→ **REQUIRED WORK**
Wherever a line below holds the word "ylabel", copy that line.

→ **Figure record listings**
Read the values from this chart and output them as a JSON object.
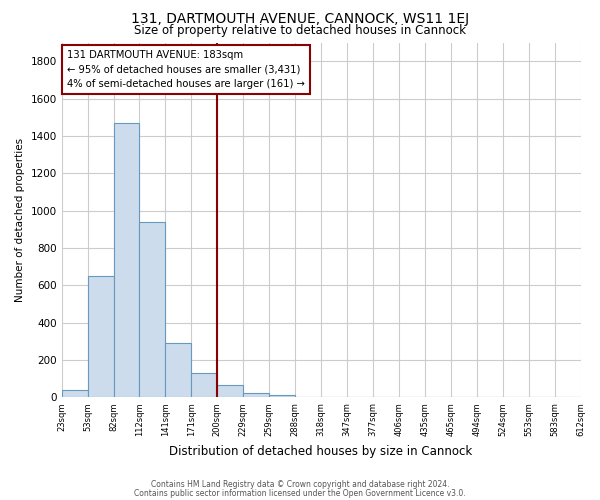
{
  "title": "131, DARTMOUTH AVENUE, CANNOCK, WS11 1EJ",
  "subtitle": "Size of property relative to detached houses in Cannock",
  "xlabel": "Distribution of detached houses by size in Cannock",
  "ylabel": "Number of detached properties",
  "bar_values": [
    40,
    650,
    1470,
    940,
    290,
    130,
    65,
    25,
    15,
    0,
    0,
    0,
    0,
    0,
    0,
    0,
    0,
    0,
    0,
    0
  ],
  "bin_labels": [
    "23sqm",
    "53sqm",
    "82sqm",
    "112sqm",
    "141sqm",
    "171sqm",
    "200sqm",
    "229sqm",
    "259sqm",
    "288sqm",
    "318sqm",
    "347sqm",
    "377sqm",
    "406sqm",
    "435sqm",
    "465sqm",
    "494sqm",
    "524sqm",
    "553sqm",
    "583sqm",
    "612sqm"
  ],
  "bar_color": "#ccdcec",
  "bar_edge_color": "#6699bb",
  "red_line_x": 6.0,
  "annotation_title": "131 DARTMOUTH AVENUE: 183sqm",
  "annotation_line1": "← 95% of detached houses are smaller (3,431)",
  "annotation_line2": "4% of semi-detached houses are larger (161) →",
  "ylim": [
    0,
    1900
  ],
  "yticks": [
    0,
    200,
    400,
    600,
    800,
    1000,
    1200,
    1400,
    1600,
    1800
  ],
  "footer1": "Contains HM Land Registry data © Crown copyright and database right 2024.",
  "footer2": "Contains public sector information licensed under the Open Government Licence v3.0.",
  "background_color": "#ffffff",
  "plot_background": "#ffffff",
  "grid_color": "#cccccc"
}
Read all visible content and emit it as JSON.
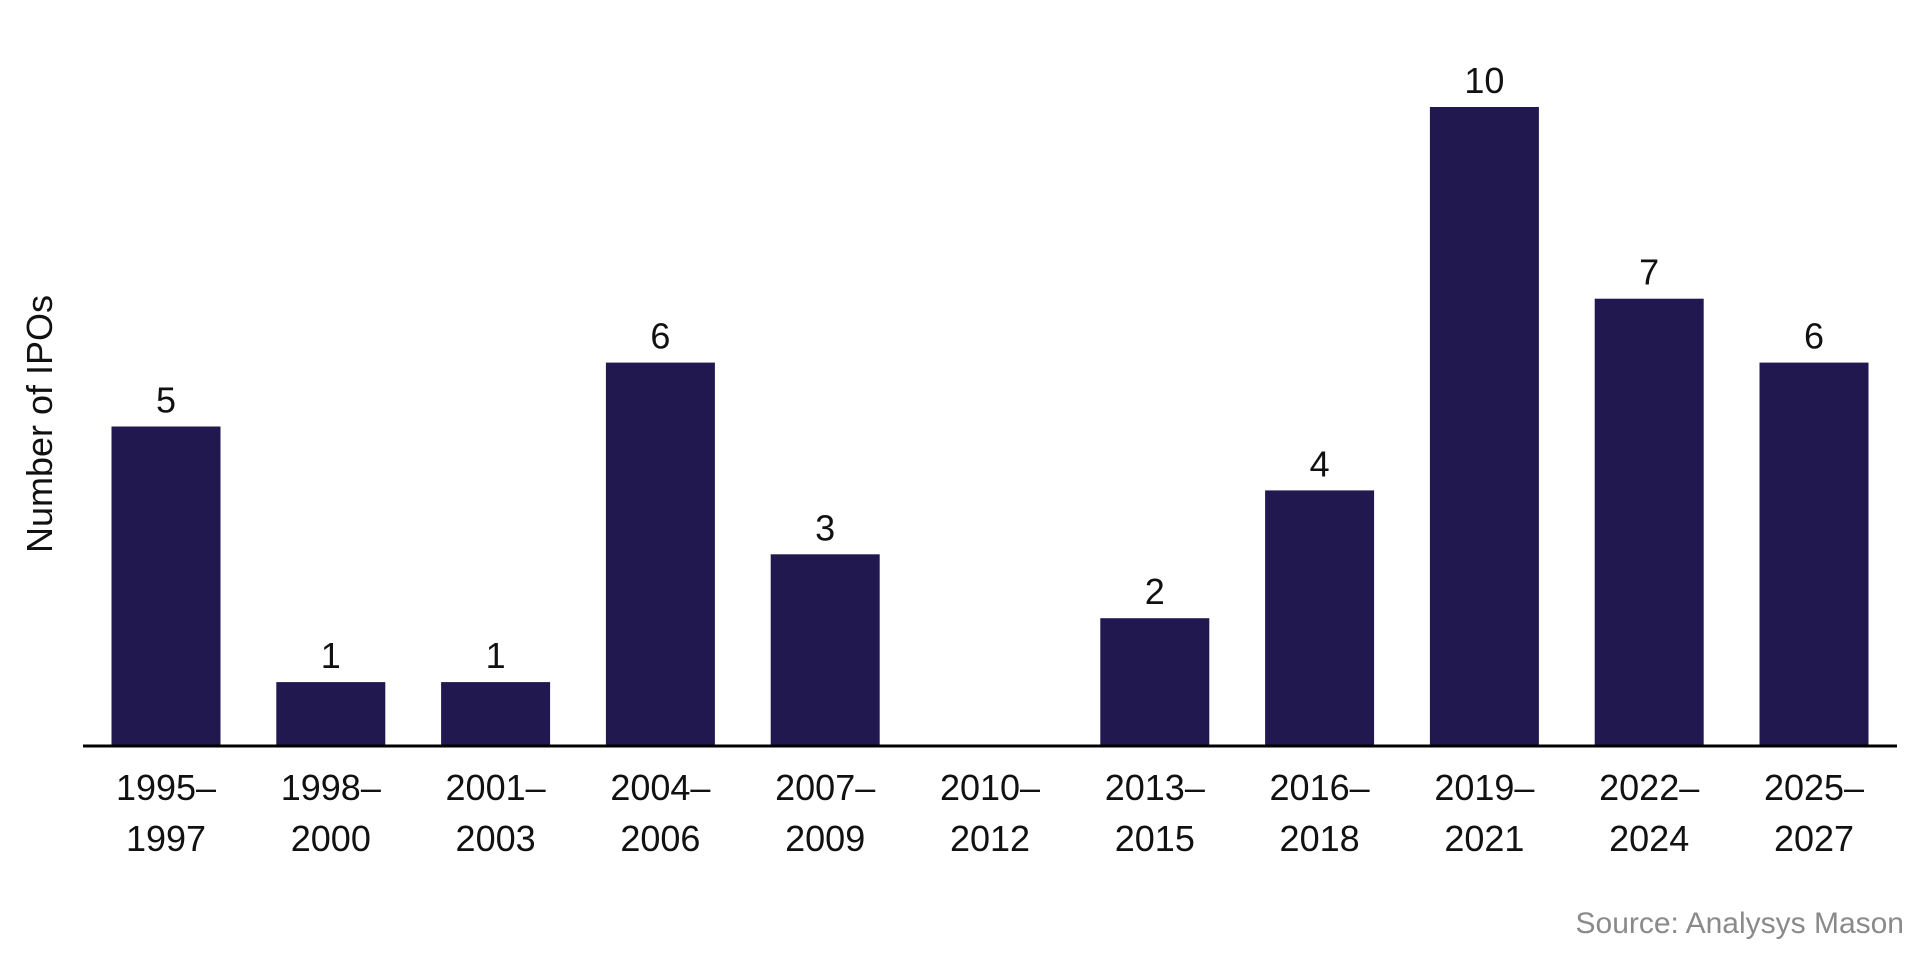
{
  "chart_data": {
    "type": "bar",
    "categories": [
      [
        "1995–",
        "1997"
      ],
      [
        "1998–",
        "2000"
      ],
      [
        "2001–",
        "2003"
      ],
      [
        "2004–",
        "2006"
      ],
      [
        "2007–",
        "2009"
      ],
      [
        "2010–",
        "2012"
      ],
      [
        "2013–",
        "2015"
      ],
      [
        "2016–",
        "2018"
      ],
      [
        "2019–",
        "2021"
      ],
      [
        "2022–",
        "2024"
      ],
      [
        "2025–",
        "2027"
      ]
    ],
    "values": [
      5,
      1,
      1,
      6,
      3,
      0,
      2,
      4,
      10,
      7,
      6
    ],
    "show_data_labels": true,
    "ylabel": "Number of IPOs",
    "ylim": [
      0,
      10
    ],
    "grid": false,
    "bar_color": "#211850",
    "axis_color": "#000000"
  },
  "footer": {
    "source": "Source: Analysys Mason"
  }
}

→ **FINAL RESULT**
  "ylabel": "Number of detached properties",
    "ylabel": "Number of IPOs",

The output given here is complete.